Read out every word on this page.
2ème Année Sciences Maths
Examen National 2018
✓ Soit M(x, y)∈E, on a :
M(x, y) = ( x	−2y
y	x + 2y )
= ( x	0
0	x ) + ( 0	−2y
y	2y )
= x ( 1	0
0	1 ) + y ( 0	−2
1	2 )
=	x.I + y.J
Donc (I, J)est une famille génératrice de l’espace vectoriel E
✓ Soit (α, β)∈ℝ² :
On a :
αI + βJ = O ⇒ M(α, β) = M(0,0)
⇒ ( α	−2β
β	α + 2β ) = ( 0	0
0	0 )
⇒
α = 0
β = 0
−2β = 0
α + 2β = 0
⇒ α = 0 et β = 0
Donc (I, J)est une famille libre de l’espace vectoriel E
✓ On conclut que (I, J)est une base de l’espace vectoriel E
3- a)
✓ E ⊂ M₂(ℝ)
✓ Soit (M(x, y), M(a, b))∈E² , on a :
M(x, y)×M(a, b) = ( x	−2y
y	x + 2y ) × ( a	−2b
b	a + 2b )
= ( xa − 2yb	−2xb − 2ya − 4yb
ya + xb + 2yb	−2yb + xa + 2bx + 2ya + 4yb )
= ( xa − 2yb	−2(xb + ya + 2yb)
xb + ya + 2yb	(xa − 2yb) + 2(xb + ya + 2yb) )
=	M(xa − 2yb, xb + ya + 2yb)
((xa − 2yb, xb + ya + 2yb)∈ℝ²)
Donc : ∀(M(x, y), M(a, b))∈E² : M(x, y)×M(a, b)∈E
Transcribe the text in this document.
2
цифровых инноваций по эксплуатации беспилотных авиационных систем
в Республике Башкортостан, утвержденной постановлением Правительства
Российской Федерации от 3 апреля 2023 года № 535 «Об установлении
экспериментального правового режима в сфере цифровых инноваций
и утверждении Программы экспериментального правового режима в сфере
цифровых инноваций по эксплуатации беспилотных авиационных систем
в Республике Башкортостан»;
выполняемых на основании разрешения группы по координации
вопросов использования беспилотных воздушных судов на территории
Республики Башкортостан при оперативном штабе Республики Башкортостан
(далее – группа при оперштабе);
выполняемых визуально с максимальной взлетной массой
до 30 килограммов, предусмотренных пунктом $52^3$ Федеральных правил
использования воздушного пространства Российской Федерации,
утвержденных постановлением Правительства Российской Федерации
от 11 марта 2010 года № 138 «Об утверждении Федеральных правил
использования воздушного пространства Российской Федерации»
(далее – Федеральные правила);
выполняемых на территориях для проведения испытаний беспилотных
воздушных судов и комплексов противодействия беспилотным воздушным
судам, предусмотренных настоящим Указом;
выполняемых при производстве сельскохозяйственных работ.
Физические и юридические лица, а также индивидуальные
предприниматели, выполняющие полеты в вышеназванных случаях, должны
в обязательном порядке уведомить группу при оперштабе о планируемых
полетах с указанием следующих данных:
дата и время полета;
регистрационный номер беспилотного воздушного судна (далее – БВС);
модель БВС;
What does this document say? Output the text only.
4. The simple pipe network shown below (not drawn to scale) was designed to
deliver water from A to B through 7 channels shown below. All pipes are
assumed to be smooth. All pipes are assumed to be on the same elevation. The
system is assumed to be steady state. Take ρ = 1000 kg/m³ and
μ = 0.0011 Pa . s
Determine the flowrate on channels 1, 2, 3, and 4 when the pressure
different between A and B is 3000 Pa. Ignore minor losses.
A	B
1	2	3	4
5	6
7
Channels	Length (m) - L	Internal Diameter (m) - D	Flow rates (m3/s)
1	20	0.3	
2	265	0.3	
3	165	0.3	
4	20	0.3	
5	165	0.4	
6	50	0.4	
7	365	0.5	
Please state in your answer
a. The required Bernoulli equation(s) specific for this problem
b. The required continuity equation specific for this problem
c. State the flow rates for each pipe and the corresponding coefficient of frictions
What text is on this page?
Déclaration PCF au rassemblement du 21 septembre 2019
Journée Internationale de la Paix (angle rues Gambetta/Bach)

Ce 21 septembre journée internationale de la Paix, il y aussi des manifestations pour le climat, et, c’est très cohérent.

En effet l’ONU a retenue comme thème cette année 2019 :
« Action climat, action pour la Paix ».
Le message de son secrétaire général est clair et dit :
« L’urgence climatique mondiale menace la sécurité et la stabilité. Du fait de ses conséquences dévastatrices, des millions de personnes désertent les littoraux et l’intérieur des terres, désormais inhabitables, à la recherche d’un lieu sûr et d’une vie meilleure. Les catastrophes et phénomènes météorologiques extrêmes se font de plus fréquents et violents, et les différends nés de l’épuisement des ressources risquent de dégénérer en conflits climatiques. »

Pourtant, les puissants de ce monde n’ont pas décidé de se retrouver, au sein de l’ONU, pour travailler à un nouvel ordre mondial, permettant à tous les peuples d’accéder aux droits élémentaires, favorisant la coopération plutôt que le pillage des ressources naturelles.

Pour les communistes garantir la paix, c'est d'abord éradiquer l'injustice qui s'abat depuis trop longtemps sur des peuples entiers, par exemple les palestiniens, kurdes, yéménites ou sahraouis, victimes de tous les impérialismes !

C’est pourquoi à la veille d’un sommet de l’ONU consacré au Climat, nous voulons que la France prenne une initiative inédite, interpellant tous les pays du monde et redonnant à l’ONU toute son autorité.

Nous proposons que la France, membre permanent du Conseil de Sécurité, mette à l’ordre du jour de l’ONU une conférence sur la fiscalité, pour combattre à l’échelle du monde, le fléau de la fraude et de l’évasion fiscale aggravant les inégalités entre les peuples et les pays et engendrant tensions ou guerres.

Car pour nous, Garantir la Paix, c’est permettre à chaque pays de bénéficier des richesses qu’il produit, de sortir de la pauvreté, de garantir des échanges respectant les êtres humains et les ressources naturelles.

◇ ◇ ◇ ◇ ◇

**Stated task:**
Take the material above and return all of it exactly.

**Response to this task:**
Read out every word on this page.
2ème Année Sciences Maths
Examen National 2018
✓ Soit M(x, y)∈E, on a :
M(x, y) = ( x	−2y
y	x + 2y )
= ( x	0
0	x ) + ( 0	−2y
y	2y )
= x ( 1	0
0	1 ) + y ( 0	−2
1	2 )
=	x.I + y.J
Donc (I, J)est une famille génératrice de l’espace vectoriel E
✓ Soit (α, β)∈ℝ² :
On a :
αI + βJ = O ⇒ M(α, β) = M(0,0)
⇒ ( α	−2β
β	α + 2β ) = ( 0	0
0	0 )
⇒
α = 0
β = 0
−2β = 0
α + 2β = 0
⇒ α = 0 et β = 0
Donc (I, J)est une famille libre de l’espace vectoriel E
✓ On conclut que (I, J)est une base de l’espace vectoriel E
3- a)
✓ E ⊂ M₂(ℝ)
✓ Soit (M(x, y), M(a, b))∈E² , on a :
M(x, y)×M(a, b) = ( x	−2y
y	x + 2y ) × ( a	−2b
b	a + 2b )
= ( xa − 2yb	−2xb − 2ya − 4yb
ya + xb + 2yb	−2yb + xa + 2bx + 2ya + 4yb )
= ( xa − 2yb	−2(xb + ya + 2yb)
xb + ya + 2yb	(xa − 2yb) + 2(xb + ya + 2yb) )
=	M(xa − 2yb, xb + ya + 2yb)
((xa − 2yb, xb + ya + 2yb)∈ℝ²)
Donc : ∀(M(x, y), M(a, b))∈E² : M(x, y)×M(a, b)∈E
Transcribe the text in this document.
2
цифровых инноваций по эксплуатации беспилотных авиационных систем
в Республике Башкортостан, утвержденной постановлением Правительства
Российской Федерации от 3 апреля 2023 года № 535 «Об установлении
экспериментального правового режима в сфере цифровых инноваций
и утверждении Программы экспериментального правового режима в сфере
цифровых инноваций по эксплуатации беспилотных авиационных систем
в Республике Башкортостан»;
выполняемых на основании разрешения группы по координации
вопросов использования беспилотных воздушных судов на территории
Республики Башкортостан при оперативном штабе Республики Башкортостан
(далее – группа при оперштабе);
выполняемых визуально с максимальной взлетной массой
до 30 килограммов, предусмотренных пунктом $52^3$ Федеральных правил
использования воздушного пространства Российской Федерации,
утвержденных постановлением Правительства Российской Федерации
от 11 марта 2010 года № 138 «Об утверждении Федеральных правил
использования воздушного пространства Российской Федерации»
(далее – Федеральные правила);
выполняемых на территориях для проведения испытаний беспилотных
воздушных судов и комплексов противодействия беспилотным воздушным
судам, предусмотренных настоящим Указом;
выполняемых при производстве сельскохозяйственных работ.
Физические и юридические лица, а также индивидуальные
предприниматели, выполняющие полеты в вышеназванных случаях, должны
в обязательном порядке уведомить группу при оперштабе о планируемых
полетах с указанием следующих данных:
дата и время полета;
регистрационный номер беспилотного воздушного судна (далее – БВС);
модель БВС;
What does this document say? Output the text only.
4. The simple pipe network shown below (not drawn to scale) was designed to
deliver water from A to B through 7 channels shown below. All pipes are
assumed to be smooth. All pipes are assumed to be on the same elevation. The
system is assumed to be steady state. Take ρ = 1000 kg/m³ and
μ = 0.0011 Pa . s
Determine the flowrate on channels 1, 2, 3, and 4 when the pressure
different between A and B is 3000 Pa. Ignore minor losses.
A	B
1	2	3	4
5	6
7
Channels	Length (m) - L	Internal Diameter (m) - D	Flow rates (m3/s)
1	20	0.3	
2	265	0.3	
3	165	0.3	
4	20	0.3	
5	165	0.4	
6	50	0.4	
7	365	0.5	
Please state in your answer
a. The required Bernoulli equation(s) specific for this problem
b. The required continuity equation specific for this problem
c. State the flow rates for each pipe and the corresponding coefficient of frictions
What text is on this page?
Déclaration PCF au rassemblement du 21 septembre 2019
Journée Internationale de la Paix (angle rues Gambetta/Bach)

Ce 21 septembre journée internationale de la Paix, il y aussi des manifestations pour le climat, et, c’est très cohérent.

En effet l’ONU a retenue comme thème cette année 2019 :
« Action climat, action pour la Paix ».
Le message de son secrétaire général est clair et dit :
« L’urgence climatique mondiale menace la sécurité et la stabilité. Du fait de ses conséquences dévastatrices, des millions de personnes désertent les littoraux et l’intérieur des terres, désormais inhabitables, à la recherche d’un lieu sûr et d’une vie meilleure. Les catastrophes et phénomènes météorologiques extrêmes se font de plus fréquents et violents, et les différends nés de l’épuisement des ressources risquent de dégénérer en conflits climatiques. »

Pourtant, les puissants de ce monde n’ont pas décidé de se retrouver, au sein de l’ONU, pour travailler à un nouvel ordre mondial, permettant à tous les peuples d’accéder aux droits élémentaires, favorisant la coopération plutôt que le pillage des ressources naturelles.

Pour les communistes garantir la paix, c'est d'abord éradiquer l'injustice qui s'abat depuis trop longtemps sur des peuples entiers, par exemple les palestiniens, kurdes, yéménites ou sahraouis, victimes de tous les impérialismes !

C’est pourquoi à la veille d’un sommet de l’ONU consacré au Climat, nous voulons que la France prenne une initiative inédite, interpellant tous les pays du monde et redonnant à l’ONU toute son autorité.

Nous proposons que la France, membre permanent du Conseil de Sécurité, mette à l’ordre du jour de l’ONU une conférence sur la fiscalité, pour combattre à l’échelle du monde, le fléau de la fraude et de l’évasion fiscale aggravant les inégalités entre les peuples et les pays et engendrant tensions ou guerres.

Car pour nous, Garantir la Paix, c’est permettre à chaque pays de bénéficier des richesses qu’il produit, de sortir de la pauvreté, de garantir des échanges respectant les êtres humains et les ressources naturelles.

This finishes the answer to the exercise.